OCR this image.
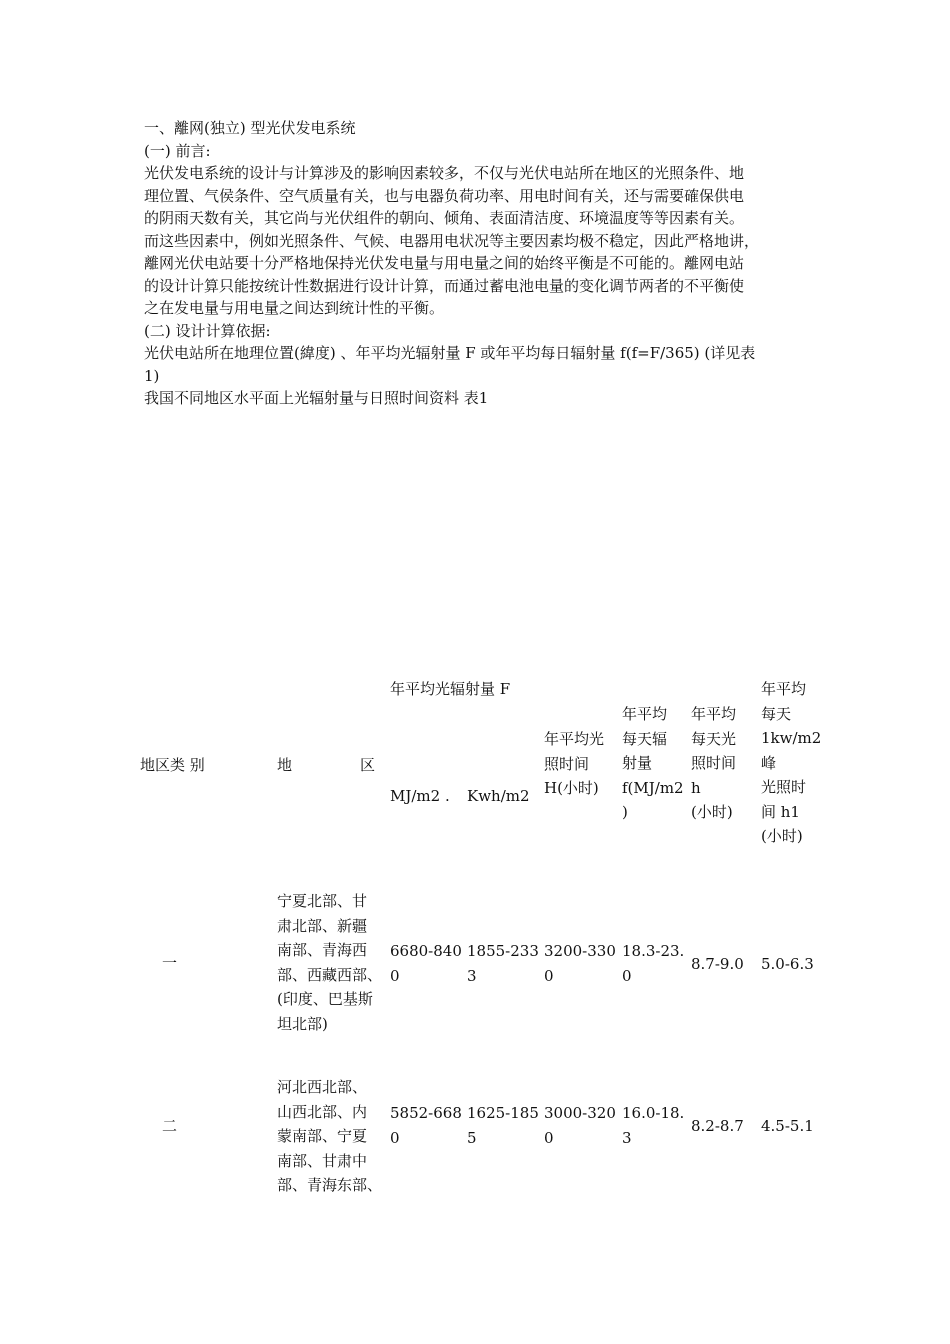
一、離网(独立) 型光伏发电系统
(一) 前言:
光伏发电系统的设计与计算涉及的影响因素较多，不仅与光伏电站所在地区的光照条件、地
理位置、气侯条件、空气质量有关，也与电器负荷功率、用电时间有关，还与需要確保供电
的阴雨天数有关，其它尚与光伏组件的朝向、倾角、表面清洁度、环境温度等等因素有关。
而这些因素中，例如光照条件、气候、电器用电状况等主要因素均极不稳定，因此严格地讲，
離网光伏电站要十分严格地保持光伏发电量与用电量之间的始终平衡是不可能的。離网电站
的设计计算只能按统计性数据进行设计计算，而通过蓄电池电量的变化调节两者的不平衡使
之在发电量与用电量之间达到统计性的平衡。
(二) 设计计算依据:
光伏电站所在地理位置(緯度) 、年平均光辐射量 F 或年平均每日辐射量 f(f=F/365) (详见表
1)
我国不同地区水平面上光辐射量与日照时间资料 表1
地区类 别	地	区
年平均光辐射量 F
MJ/m2 . Kwh/m2
年平均光
照时间
H(小时)
年平均
每天辐
射量
f(MJ/m2
)
年平均
每天光
照时间
h
(小时)
年平均
每天
1kw/m2
峰
光照时
间 h1
(小时)
一
宁夏北部、甘
肃北部、新疆
南部、青海西
部、西藏西部、
(印度、巴基斯
坦北部)
6680-840
0
1855-233
3
3200-330
0
18.3-23.
0
8.7-9.0 5.0-6.3
二
河北西北部、
山西北部、内
蒙南部、宁夏
南部、甘肃中
部、青海东部、
5852-668
0
1625-185
5
3000-320
0
16.0-18.
3
8.2-8.7 4.5-5.1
-----
DESCRIPTION OF THE TASK ▸
Pick every line with "年平均光辐射量" in it and copy it.

ANSWER TO THE TASK ▸
光伏电站所在地理位置(緯度) 、年平均光辐射量 F 或年平均每日辐射量 f(f=F/365) (详见表
年平均光辐射量 F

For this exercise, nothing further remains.